[RECORD EXTRACTS]:

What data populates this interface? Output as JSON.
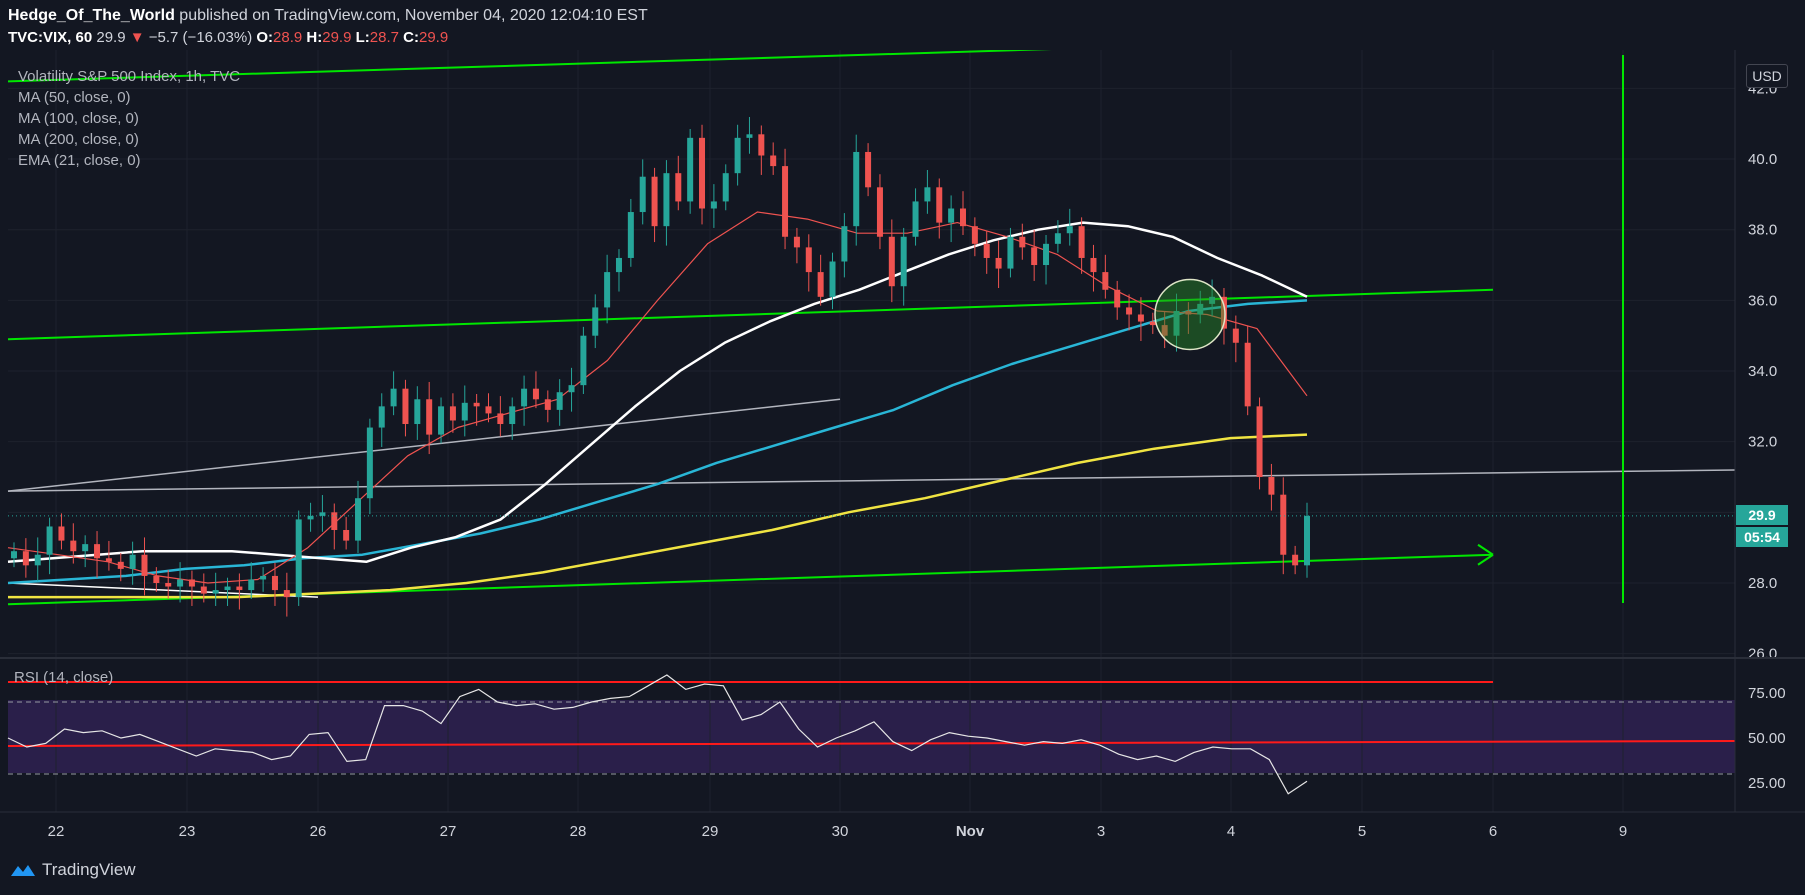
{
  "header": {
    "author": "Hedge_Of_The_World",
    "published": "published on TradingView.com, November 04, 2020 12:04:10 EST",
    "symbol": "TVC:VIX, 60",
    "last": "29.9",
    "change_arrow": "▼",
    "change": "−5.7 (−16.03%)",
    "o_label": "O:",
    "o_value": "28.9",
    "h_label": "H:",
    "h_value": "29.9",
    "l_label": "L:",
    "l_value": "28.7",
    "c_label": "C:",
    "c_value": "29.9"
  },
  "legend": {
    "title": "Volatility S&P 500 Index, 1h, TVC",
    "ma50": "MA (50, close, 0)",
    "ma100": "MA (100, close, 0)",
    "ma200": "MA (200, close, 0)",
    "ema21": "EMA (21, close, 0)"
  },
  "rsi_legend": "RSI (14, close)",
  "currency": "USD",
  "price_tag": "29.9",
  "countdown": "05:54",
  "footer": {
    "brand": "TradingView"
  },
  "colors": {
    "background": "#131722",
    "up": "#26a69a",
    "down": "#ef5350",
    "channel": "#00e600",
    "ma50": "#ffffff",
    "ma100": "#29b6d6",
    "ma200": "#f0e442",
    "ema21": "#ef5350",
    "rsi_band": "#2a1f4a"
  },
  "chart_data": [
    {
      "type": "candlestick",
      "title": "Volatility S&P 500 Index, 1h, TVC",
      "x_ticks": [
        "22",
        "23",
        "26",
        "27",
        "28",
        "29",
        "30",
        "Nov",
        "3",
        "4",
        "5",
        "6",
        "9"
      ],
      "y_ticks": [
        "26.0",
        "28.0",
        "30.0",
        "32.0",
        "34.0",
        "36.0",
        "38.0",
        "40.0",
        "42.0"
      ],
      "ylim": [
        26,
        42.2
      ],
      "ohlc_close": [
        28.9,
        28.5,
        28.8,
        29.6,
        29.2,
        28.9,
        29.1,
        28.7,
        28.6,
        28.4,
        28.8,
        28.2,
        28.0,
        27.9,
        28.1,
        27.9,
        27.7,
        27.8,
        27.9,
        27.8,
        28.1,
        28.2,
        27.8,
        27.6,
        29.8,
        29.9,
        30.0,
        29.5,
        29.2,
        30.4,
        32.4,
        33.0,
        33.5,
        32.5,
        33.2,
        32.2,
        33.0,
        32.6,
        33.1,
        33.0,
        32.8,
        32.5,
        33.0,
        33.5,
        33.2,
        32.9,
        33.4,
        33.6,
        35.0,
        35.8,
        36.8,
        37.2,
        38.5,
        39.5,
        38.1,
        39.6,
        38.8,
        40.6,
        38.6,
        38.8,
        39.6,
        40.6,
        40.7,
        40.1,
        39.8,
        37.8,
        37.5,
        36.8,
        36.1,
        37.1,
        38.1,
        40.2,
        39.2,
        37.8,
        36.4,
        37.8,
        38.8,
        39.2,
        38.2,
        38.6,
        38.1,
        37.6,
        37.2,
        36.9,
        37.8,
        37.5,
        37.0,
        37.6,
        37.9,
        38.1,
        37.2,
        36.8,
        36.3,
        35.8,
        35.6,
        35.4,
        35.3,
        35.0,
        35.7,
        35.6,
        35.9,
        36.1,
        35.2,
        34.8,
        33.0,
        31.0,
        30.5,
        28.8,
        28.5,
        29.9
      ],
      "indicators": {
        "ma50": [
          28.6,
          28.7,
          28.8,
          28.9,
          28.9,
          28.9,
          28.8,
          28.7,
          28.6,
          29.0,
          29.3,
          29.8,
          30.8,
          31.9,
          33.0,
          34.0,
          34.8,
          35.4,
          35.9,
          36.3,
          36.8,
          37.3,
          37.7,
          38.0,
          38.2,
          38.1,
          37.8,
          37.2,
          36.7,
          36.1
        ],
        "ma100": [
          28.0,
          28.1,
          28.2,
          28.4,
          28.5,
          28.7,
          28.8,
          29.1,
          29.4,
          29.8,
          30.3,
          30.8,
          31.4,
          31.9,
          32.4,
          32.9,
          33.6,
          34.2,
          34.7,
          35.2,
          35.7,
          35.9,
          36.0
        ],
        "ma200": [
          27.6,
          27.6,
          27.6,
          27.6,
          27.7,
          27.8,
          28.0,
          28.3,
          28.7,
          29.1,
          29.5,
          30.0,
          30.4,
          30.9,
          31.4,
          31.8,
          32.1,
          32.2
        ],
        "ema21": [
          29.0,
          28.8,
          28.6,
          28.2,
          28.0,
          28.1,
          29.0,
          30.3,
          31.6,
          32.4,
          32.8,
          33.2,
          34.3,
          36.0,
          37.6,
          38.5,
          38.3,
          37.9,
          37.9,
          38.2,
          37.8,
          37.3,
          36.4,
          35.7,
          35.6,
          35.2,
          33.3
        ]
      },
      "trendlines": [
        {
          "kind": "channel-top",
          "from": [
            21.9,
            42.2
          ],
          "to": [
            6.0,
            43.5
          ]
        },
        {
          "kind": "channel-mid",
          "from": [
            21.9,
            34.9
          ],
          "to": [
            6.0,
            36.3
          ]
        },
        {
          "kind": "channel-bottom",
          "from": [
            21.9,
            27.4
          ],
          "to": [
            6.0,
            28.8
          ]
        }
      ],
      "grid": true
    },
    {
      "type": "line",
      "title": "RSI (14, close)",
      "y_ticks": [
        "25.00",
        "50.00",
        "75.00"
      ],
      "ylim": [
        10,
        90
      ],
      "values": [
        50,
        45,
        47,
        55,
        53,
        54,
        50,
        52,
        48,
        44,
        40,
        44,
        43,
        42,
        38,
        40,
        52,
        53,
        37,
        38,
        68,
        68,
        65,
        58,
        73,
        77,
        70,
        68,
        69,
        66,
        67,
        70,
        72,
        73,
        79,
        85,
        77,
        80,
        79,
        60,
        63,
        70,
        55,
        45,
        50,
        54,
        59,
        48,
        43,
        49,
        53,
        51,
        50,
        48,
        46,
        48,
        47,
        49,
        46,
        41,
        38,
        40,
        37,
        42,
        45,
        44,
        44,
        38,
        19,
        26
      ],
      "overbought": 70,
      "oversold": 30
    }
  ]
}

[EXERCISE AIM]: Find the lines containing "Index" and list every one of them.

[THE RESULT]:
    "title": "Volatility S&P 500 Index, 1h, TVC",
      "title": "Volatility S&P 500 Index, 1h, TVC",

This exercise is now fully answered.